◆ **Set exercise**
Set all the material down again unchanged, without the pictures.

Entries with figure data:
§ §
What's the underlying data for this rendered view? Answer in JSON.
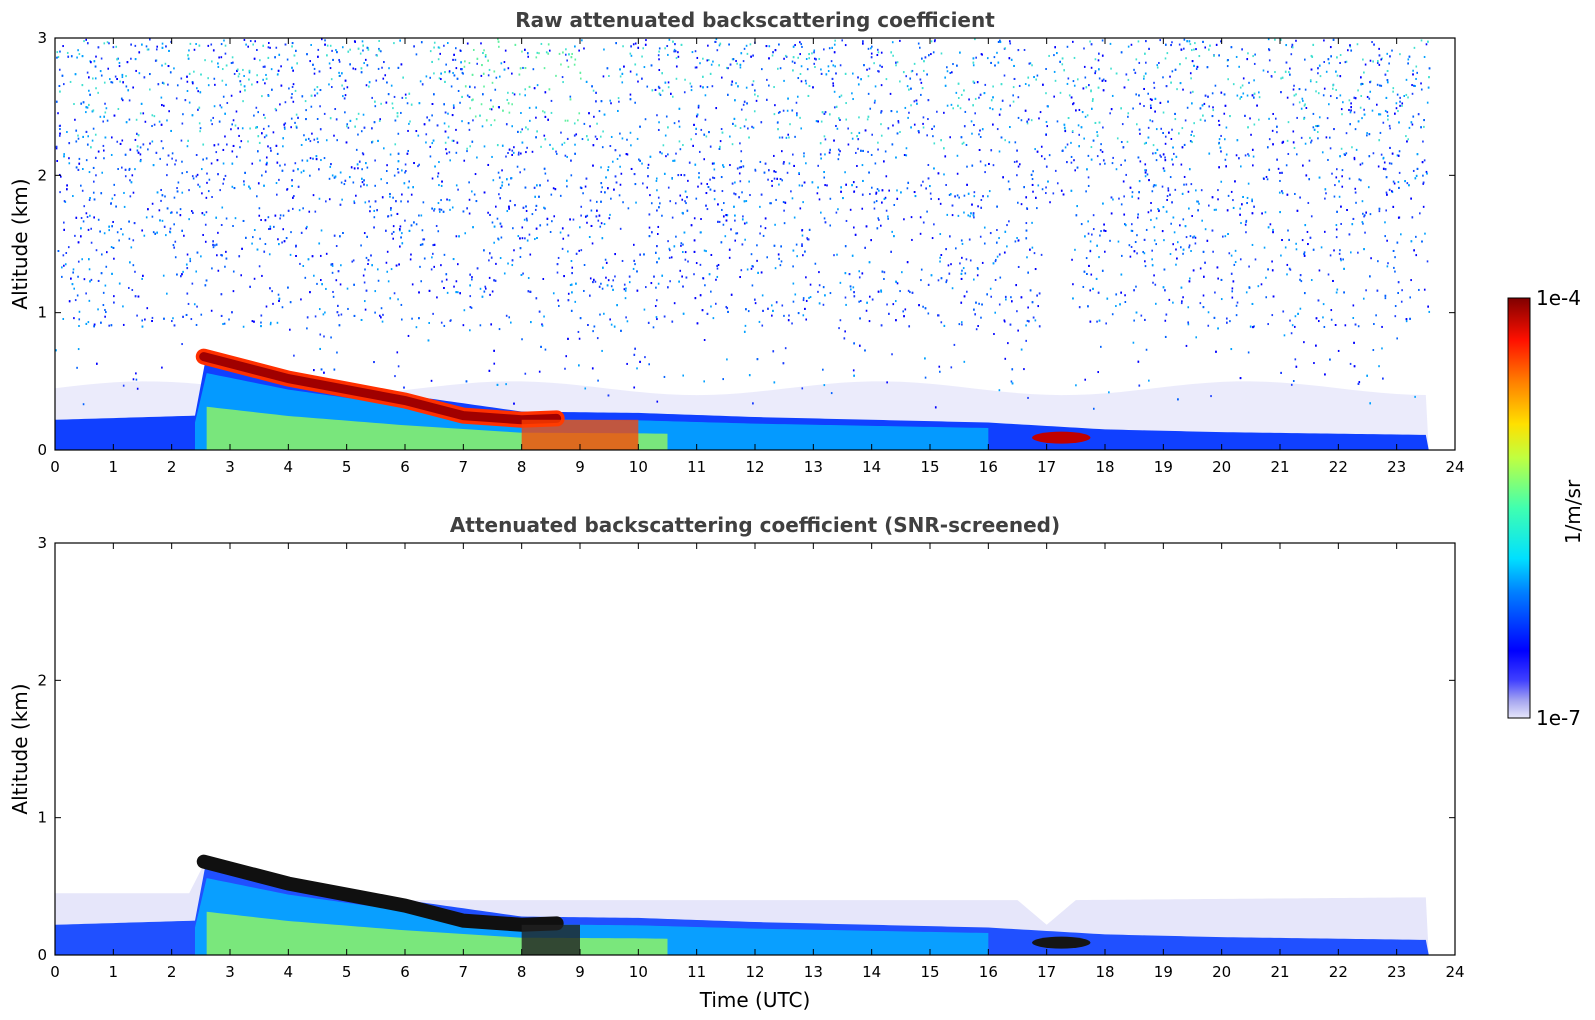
{
  "chart_data": [
    {
      "type": "heatmap",
      "title": "Raw attenuated backscattering coefficient",
      "xlabel": "",
      "ylabel": "Altitude (km)",
      "xlim": [
        0,
        24
      ],
      "ylim": [
        0,
        3
      ],
      "xticks": [
        0,
        1,
        2,
        3,
        4,
        5,
        6,
        7,
        8,
        9,
        10,
        11,
        12,
        13,
        14,
        15,
        16,
        17,
        18,
        19,
        20,
        21,
        22,
        23,
        24
      ],
      "yticks": [
        0,
        1,
        2,
        3
      ],
      "data_end_time": 23.55,
      "features": {
        "aerosol_layer_top_km": [
          {
            "t": 0.0,
            "z": 0.22
          },
          {
            "t": 2.4,
            "z": 0.25
          },
          {
            "t": 2.6,
            "z": 0.7
          },
          {
            "t": 4.0,
            "z": 0.55
          },
          {
            "t": 6.0,
            "z": 0.4
          },
          {
            "t": 8.0,
            "z": 0.28
          },
          {
            "t": 10.0,
            "z": 0.27
          },
          {
            "t": 12.0,
            "z": 0.24
          },
          {
            "t": 14.0,
            "z": 0.22
          },
          {
            "t": 16.0,
            "z": 0.2
          },
          {
            "t": 18.0,
            "z": 0.15
          },
          {
            "t": 20.0,
            "z": 0.13
          },
          {
            "t": 23.5,
            "z": 0.11
          }
        ],
        "strong_layer_km": [
          {
            "t": 2.55,
            "z": 0.68
          },
          {
            "t": 4.0,
            "z": 0.52
          },
          {
            "t": 6.0,
            "z": 0.36
          },
          {
            "t": 7.0,
            "z": 0.25
          },
          {
            "t": 8.0,
            "z": 0.22
          },
          {
            "t": 8.6,
            "z": 0.23
          }
        ],
        "noise_gap_time": [
          16.9,
          17.4
        ],
        "cloud_patch_time": [
          16.8,
          17.8
        ]
      }
    },
    {
      "type": "heatmap",
      "title": "Attenuated backscattering coefficient (SNR-screened)",
      "xlabel": "Time (UTC)",
      "ylabel": "Altitude (km)",
      "xlim": [
        0,
        24
      ],
      "ylim": [
        0,
        3
      ],
      "xticks": [
        0,
        1,
        2,
        3,
        4,
        5,
        6,
        7,
        8,
        9,
        10,
        11,
        12,
        13,
        14,
        15,
        16,
        17,
        18,
        19,
        20,
        21,
        22,
        23,
        24
      ],
      "yticks": [
        0,
        1,
        2,
        3
      ],
      "data_end_time": 23.55,
      "screened_top_km": [
        {
          "t": 0.0,
          "z": 0.45
        },
        {
          "t": 2.3,
          "z": 0.45
        },
        {
          "t": 2.6,
          "z": 0.7
        },
        {
          "t": 4.0,
          "z": 0.55
        },
        {
          "t": 6.0,
          "z": 0.4
        },
        {
          "t": 9.5,
          "z": 0.4
        },
        {
          "t": 16.5,
          "z": 0.4
        },
        {
          "t": 17.0,
          "z": 0.22
        },
        {
          "t": 17.5,
          "z": 0.4
        },
        {
          "t": 23.5,
          "z": 0.42
        }
      ]
    }
  ],
  "colorbar": {
    "label": "1/m/sr",
    "max_label": "1e-4",
    "min_label": "1e-7",
    "range": [
      1e-07,
      0.0001
    ],
    "scale": "log",
    "colormap": "jet"
  }
}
§ §
◆ **Response for this exercise**
What's the underlying data for this rendered view? Answer in JSON.
{
  "chart_data": [
    {
      "type": "heatmap",
      "title": "Raw attenuated backscattering coefficient",
      "xlabel": "",
      "ylabel": "Altitude (km)",
      "xlim": [
        0,
        24
      ],
      "ylim": [
        0,
        3
      ],
      "xticks": [
        0,
        1,
        2,
        3,
        4,
        5,
        6,
        7,
        8,
        9,
        10,
        11,
        12,
        13,
        14,
        15,
        16,
        17,
        18,
        19,
        20,
        21,
        22,
        23,
        24
      ],
      "yticks": [
        0,
        1,
        2,
        3
      ],
      "data_end_time": 23.55,
      "features": {
        "aerosol_layer_top_km": [
          {
            "t": 0.0,
            "z": 0.22
          },
          {
            "t": 2.4,
            "z": 0.25
          },
          {
            "t": 2.6,
            "z": 0.7
          },
          {
            "t": 4.0,
            "z": 0.55
          },
          {
            "t": 6.0,
            "z": 0.4
          },
          {
            "t": 8.0,
            "z": 0.28
          },
          {
            "t": 10.0,
            "z": 0.27
          },
          {
            "t": 12.0,
            "z": 0.24
          },
          {
            "t": 14.0,
            "z": 0.22
          },
          {
            "t": 16.0,
            "z": 0.2
          },
          {
            "t": 18.0,
            "z": 0.15
          },
          {
            "t": 20.0,
            "z": 0.13
          },
          {
            "t": 23.5,
            "z": 0.11
          }
        ],
        "strong_layer_km": [
          {
            "t": 2.55,
            "z": 0.68
          },
          {
            "t": 4.0,
            "z": 0.52
          },
          {
            "t": 6.0,
            "z": 0.36
          },
          {
            "t": 7.0,
            "z": 0.25
          },
          {
            "t": 8.0,
            "z": 0.22
          },
          {
            "t": 8.6,
            "z": 0.23
          }
        ],
        "noise_gap_time": [
          16.9,
          17.4
        ],
        "cloud_patch_time": [
          16.8,
          17.8
        ]
      }
    },
    {
      "type": "heatmap",
      "title": "Attenuated backscattering coefficient (SNR-screened)",
      "xlabel": "Time (UTC)",
      "ylabel": "Altitude (km)",
      "xlim": [
        0,
        24
      ],
      "ylim": [
        0,
        3
      ],
      "xticks": [
        0,
        1,
        2,
        3,
        4,
        5,
        6,
        7,
        8,
        9,
        10,
        11,
        12,
        13,
        14,
        15,
        16,
        17,
        18,
        19,
        20,
        21,
        22,
        23,
        24
      ],
      "yticks": [
        0,
        1,
        2,
        3
      ],
      "data_end_time": 23.55,
      "screened_top_km": [
        {
          "t": 0.0,
          "z": 0.45
        },
        {
          "t": 2.3,
          "z": 0.45
        },
        {
          "t": 2.6,
          "z": 0.7
        },
        {
          "t": 4.0,
          "z": 0.55
        },
        {
          "t": 6.0,
          "z": 0.4
        },
        {
          "t": 9.5,
          "z": 0.4
        },
        {
          "t": 16.5,
          "z": 0.4
        },
        {
          "t": 17.0,
          "z": 0.22
        },
        {
          "t": 17.5,
          "z": 0.4
        },
        {
          "t": 23.5,
          "z": 0.42
        }
      ]
    }
  ],
  "colorbar": {
    "label": "1/m/sr",
    "max_label": "1e-4",
    "min_label": "1e-7",
    "range": [
      1e-07,
      0.0001
    ],
    "scale": "log",
    "colormap": "jet"
  }
}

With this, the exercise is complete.